What to produce: Would you transcribe all of the data exactly, down to the last character?

## start

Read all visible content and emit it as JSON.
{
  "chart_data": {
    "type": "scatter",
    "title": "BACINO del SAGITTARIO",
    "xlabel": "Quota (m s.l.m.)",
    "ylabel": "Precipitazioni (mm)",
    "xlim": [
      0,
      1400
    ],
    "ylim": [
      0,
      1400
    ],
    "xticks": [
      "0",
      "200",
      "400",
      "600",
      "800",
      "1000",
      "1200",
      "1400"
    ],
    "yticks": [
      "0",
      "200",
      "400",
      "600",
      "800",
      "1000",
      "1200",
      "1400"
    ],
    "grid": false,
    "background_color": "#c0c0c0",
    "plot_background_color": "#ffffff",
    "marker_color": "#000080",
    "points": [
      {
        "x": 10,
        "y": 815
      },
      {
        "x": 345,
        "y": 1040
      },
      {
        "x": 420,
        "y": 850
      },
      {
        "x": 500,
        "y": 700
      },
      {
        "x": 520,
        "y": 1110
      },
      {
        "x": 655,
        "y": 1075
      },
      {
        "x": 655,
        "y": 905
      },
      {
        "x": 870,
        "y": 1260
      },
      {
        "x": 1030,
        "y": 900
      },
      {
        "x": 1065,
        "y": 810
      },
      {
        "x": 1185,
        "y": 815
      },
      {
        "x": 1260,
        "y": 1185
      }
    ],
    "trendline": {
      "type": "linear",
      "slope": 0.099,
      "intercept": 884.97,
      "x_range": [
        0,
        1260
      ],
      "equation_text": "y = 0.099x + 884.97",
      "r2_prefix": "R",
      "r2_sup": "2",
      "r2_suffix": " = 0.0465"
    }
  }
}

## end

Output for this task:
Read all visible content and emit it as JSON.
{
  "chart_data": {
    "type": "scatter",
    "title": "BACINO del SAGITTARIO",
    "xlabel": "Quota (m s.l.m.)",
    "ylabel": "Precipitazioni (mm)",
    "xlim": [
      0,
      1400
    ],
    "ylim": [
      0,
      1400
    ],
    "xticks": [
      "0",
      "200",
      "400",
      "600",
      "800",
      "1000",
      "1200",
      "1400"
    ],
    "yticks": [
      "0",
      "200",
      "400",
      "600",
      "800",
      "1000",
      "1200",
      "1400"
    ],
    "grid": false,
    "background_color": "#c0c0c0",
    "plot_background_color": "#ffffff",
    "marker_color": "#000080",
    "points": [
      {
        "x": 10,
        "y": 815
      },
      {
        "x": 345,
        "y": 1040
      },
      {
        "x": 420,
        "y": 850
      },
      {
        "x": 500,
        "y": 700
      },
      {
        "x": 520,
        "y": 1110
      },
      {
        "x": 655,
        "y": 1075
      },
      {
        "x": 655,
        "y": 905
      },
      {
        "x": 870,
        "y": 1260
      },
      {
        "x": 1030,
        "y": 900
      },
      {
        "x": 1065,
        "y": 810
      },
      {
        "x": 1185,
        "y": 815
      },
      {
        "x": 1260,
        "y": 1185
      }
    ],
    "trendline": {
      "type": "linear",
      "slope": 0.099,
      "intercept": 884.97,
      "x_range": [
        0,
        1260
      ],
      "equation_text": "y = 0.099x + 884.97",
      "r2_prefix": "R",
      "r2_sup": "2",
      "r2_suffix": " = 0.0465"
    }
  }
}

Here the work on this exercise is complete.